* **What the task asks**:
Check every line of the entries for "Absolute", and copy the lines that hold it.

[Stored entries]
........

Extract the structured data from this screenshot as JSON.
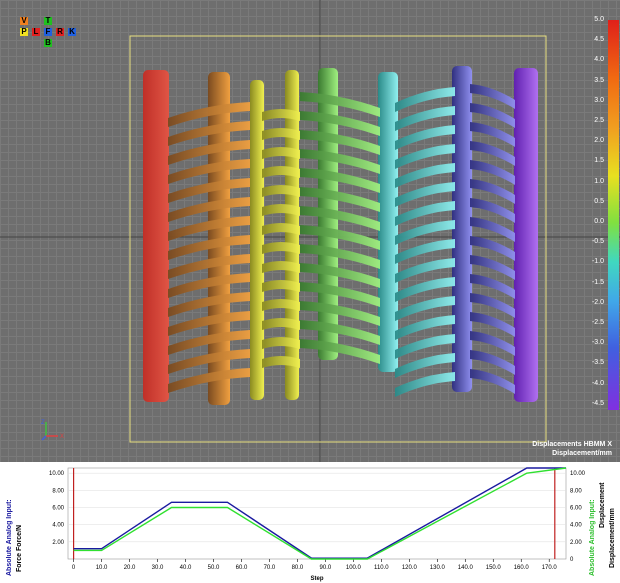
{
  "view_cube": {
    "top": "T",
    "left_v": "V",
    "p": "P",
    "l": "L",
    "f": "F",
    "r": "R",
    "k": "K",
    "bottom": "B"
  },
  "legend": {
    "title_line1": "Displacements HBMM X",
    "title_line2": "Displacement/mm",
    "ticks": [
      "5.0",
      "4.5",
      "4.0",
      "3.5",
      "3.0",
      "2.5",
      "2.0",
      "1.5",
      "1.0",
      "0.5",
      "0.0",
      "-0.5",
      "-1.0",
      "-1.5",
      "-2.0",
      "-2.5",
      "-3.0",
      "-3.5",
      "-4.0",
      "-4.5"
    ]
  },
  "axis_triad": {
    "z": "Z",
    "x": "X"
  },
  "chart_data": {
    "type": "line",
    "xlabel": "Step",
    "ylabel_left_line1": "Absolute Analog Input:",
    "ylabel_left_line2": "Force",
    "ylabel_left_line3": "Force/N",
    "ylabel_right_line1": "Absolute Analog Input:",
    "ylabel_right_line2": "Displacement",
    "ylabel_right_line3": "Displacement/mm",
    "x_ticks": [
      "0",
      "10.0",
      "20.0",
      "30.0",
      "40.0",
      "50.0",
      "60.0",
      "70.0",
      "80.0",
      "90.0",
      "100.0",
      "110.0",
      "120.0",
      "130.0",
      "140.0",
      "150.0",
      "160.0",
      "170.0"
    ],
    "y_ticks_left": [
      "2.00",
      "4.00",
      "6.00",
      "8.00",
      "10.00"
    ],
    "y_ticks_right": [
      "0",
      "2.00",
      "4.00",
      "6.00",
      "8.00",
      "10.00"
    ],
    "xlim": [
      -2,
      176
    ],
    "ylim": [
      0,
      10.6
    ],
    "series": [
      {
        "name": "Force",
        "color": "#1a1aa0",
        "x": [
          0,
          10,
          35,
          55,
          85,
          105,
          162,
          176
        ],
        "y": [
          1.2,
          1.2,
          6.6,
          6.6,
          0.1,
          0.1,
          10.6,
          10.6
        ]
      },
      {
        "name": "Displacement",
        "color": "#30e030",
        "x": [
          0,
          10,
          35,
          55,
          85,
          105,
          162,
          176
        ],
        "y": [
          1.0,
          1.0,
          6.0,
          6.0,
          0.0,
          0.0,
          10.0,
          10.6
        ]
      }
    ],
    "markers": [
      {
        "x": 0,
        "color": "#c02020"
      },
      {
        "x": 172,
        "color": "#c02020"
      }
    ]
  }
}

........

* **Exercise solution**:
    "ylabel_left_line1": "Absolute Analog Input:",
    "ylabel_right_line1": "Absolute Analog Input:",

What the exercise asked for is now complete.